[Aim]: Search the records below for the word "this". Pull out each line that has it.

[Data records]:
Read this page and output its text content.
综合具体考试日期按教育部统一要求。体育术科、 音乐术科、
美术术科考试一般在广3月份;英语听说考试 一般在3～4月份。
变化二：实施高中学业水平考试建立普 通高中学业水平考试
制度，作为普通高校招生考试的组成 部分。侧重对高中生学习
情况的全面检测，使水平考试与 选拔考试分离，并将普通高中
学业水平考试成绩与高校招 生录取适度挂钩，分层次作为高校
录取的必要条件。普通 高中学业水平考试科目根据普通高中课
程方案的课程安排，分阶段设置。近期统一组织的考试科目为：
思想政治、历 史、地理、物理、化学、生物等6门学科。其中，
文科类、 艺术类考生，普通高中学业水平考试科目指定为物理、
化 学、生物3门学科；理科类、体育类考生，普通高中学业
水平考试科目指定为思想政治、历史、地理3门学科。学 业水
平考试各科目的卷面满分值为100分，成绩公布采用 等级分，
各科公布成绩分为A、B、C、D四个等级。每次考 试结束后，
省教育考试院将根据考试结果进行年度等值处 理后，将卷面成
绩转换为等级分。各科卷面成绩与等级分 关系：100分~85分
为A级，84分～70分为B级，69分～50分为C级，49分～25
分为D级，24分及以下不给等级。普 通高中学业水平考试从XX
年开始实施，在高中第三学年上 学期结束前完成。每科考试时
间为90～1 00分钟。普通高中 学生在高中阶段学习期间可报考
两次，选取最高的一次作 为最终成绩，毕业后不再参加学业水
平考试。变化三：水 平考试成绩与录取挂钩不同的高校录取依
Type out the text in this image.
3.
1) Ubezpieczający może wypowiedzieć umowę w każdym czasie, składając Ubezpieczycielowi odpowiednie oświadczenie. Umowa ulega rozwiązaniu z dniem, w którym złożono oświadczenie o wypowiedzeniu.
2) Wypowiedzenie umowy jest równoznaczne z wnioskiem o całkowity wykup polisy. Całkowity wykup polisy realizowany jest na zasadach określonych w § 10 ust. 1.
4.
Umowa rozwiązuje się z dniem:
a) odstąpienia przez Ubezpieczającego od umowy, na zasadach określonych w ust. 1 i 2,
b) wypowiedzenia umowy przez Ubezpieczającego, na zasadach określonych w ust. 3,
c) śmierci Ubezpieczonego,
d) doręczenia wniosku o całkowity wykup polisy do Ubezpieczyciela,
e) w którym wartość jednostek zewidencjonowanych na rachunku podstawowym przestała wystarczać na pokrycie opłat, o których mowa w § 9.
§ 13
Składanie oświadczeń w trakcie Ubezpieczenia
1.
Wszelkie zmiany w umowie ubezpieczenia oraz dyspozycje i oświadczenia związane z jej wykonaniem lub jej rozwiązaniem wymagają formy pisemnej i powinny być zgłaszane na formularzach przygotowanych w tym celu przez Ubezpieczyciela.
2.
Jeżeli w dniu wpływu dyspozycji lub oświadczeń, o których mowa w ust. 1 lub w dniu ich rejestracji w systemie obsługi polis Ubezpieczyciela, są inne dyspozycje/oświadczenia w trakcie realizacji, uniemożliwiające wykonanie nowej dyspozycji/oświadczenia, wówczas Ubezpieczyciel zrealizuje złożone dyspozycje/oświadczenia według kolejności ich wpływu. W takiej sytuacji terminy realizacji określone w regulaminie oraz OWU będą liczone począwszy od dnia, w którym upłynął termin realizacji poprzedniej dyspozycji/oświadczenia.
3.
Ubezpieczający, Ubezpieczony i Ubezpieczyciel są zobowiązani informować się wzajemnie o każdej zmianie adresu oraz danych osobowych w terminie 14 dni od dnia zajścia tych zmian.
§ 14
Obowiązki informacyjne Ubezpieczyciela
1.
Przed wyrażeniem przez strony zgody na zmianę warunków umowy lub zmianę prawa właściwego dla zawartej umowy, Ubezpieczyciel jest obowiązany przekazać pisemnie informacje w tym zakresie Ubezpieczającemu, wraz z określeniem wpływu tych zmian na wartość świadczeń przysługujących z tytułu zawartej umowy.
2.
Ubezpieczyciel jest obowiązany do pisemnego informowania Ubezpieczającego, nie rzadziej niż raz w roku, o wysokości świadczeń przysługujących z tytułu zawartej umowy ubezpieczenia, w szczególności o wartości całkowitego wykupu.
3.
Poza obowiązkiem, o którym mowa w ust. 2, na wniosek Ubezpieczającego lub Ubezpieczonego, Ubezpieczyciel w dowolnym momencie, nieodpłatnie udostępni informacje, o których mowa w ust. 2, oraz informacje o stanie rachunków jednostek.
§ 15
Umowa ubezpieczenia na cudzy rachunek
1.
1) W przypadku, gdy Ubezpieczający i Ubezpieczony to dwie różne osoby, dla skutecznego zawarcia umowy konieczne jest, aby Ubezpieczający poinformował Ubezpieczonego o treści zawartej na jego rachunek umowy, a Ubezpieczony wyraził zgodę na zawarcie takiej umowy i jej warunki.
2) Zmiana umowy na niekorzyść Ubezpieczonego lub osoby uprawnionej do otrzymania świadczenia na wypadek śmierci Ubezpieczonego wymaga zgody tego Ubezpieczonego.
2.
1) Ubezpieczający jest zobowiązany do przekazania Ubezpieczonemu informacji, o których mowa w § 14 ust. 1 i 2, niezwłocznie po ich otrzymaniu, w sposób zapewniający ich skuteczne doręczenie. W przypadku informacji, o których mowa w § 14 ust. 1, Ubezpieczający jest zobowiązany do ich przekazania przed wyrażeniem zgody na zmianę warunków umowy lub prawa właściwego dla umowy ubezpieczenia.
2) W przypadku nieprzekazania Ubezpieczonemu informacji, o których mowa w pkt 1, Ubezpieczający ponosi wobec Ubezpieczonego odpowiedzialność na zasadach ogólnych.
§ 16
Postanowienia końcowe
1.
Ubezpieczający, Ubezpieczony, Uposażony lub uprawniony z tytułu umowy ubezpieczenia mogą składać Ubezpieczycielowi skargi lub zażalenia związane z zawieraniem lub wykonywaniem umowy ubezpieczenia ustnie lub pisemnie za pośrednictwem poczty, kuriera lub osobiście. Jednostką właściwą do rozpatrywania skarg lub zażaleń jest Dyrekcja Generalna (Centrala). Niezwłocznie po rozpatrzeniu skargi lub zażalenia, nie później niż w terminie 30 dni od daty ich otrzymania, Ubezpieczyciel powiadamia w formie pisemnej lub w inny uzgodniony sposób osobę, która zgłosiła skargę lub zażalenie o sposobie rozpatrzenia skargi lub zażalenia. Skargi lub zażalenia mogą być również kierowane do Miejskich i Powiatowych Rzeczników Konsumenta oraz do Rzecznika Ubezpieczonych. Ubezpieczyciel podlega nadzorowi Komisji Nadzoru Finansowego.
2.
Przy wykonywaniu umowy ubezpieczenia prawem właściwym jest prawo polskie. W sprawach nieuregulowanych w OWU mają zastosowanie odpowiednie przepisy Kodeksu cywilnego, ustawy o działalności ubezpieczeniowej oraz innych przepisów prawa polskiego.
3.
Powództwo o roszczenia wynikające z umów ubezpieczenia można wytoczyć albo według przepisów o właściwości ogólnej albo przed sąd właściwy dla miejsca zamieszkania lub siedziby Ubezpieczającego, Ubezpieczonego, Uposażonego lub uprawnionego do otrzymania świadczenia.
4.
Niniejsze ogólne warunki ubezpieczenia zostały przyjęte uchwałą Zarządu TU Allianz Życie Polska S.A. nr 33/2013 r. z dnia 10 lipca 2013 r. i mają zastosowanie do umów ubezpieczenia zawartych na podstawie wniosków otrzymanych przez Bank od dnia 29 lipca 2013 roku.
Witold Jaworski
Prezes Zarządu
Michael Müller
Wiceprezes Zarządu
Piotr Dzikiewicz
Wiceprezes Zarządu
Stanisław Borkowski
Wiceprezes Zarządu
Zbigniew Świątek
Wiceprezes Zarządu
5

[Right answer]:
Read this page and output its text content.
Type out the text in this image.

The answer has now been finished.